AIM OF THE TASK — Extract each line bearing the word "page".

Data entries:
:::

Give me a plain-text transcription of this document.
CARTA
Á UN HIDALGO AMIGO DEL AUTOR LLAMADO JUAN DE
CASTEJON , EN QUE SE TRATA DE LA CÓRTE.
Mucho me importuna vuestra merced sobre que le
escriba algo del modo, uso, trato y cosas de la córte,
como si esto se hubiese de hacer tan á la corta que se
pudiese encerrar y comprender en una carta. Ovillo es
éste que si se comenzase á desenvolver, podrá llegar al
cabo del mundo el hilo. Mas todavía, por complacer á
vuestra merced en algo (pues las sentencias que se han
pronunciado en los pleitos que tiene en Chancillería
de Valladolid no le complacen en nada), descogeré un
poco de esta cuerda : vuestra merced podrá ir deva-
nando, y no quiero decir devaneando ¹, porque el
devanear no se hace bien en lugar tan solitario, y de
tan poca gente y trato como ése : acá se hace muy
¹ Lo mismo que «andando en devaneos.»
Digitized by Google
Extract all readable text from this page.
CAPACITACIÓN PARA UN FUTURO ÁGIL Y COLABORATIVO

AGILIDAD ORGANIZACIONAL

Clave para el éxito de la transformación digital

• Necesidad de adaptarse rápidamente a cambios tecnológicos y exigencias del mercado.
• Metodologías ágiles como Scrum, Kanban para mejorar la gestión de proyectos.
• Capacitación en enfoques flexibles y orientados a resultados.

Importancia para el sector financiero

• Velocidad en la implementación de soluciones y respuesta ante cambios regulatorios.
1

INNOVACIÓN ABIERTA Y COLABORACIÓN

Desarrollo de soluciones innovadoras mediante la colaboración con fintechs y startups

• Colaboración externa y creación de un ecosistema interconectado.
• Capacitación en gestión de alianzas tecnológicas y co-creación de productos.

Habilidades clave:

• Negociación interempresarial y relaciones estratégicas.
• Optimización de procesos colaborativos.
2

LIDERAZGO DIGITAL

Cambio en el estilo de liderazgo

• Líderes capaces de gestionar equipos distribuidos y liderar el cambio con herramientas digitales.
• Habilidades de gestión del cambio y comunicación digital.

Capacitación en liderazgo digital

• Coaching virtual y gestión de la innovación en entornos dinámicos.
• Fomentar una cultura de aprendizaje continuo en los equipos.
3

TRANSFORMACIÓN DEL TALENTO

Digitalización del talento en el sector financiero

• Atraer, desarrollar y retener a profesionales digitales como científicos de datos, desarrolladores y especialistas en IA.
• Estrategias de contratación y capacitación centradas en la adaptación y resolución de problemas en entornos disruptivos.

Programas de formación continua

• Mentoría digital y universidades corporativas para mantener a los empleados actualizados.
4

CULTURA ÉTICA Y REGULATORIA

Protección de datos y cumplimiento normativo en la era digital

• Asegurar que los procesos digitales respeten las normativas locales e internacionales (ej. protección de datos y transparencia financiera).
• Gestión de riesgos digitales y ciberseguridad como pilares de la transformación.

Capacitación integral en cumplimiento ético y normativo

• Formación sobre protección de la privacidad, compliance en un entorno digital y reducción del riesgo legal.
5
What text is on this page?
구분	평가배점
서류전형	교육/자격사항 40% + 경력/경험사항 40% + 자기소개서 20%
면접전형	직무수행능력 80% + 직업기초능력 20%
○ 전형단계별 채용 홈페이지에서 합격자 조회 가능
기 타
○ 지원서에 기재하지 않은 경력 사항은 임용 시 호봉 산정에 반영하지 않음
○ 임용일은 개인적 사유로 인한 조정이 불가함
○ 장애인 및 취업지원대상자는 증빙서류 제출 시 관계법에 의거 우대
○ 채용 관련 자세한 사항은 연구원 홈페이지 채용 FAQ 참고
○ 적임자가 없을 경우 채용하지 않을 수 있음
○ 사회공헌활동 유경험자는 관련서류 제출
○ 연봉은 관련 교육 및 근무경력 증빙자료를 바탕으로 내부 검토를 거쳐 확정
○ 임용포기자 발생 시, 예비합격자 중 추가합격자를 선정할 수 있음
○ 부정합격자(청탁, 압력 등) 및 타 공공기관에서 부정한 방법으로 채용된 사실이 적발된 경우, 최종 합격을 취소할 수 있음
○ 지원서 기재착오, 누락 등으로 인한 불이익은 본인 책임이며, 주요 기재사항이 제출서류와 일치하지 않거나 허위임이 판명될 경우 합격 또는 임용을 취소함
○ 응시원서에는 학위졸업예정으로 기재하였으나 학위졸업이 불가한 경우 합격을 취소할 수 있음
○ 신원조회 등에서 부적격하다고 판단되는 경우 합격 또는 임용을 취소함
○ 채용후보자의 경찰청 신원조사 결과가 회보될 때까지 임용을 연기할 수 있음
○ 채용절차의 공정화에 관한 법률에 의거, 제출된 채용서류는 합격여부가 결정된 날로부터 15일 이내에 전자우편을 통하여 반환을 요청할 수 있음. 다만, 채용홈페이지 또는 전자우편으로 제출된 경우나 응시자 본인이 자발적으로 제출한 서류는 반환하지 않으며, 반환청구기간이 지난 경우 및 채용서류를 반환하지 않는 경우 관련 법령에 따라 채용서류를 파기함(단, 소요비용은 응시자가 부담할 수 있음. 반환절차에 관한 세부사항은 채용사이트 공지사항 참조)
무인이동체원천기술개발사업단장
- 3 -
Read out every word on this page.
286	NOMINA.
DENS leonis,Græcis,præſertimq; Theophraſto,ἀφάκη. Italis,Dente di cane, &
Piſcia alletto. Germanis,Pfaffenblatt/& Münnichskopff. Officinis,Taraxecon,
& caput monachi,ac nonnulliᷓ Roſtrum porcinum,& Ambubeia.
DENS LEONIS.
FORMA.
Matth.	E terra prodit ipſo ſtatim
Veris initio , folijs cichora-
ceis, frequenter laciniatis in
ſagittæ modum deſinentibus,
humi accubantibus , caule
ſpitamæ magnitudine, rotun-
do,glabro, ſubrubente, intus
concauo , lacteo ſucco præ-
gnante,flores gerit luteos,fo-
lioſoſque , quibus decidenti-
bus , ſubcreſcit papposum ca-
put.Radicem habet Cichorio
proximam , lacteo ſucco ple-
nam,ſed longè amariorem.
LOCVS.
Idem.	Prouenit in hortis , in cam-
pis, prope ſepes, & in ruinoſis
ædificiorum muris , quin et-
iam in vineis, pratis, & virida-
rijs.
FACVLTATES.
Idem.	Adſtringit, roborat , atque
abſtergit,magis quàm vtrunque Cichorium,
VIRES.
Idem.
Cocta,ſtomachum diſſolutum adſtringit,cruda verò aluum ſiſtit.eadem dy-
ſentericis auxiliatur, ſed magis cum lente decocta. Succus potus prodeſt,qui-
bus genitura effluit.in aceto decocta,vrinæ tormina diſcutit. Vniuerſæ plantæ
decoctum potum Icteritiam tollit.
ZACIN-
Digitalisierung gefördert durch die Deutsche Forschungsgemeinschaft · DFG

:::

COMPLETED TASK —
Extract all readable text from this page.
What text is on this page?
Read out every word on this page.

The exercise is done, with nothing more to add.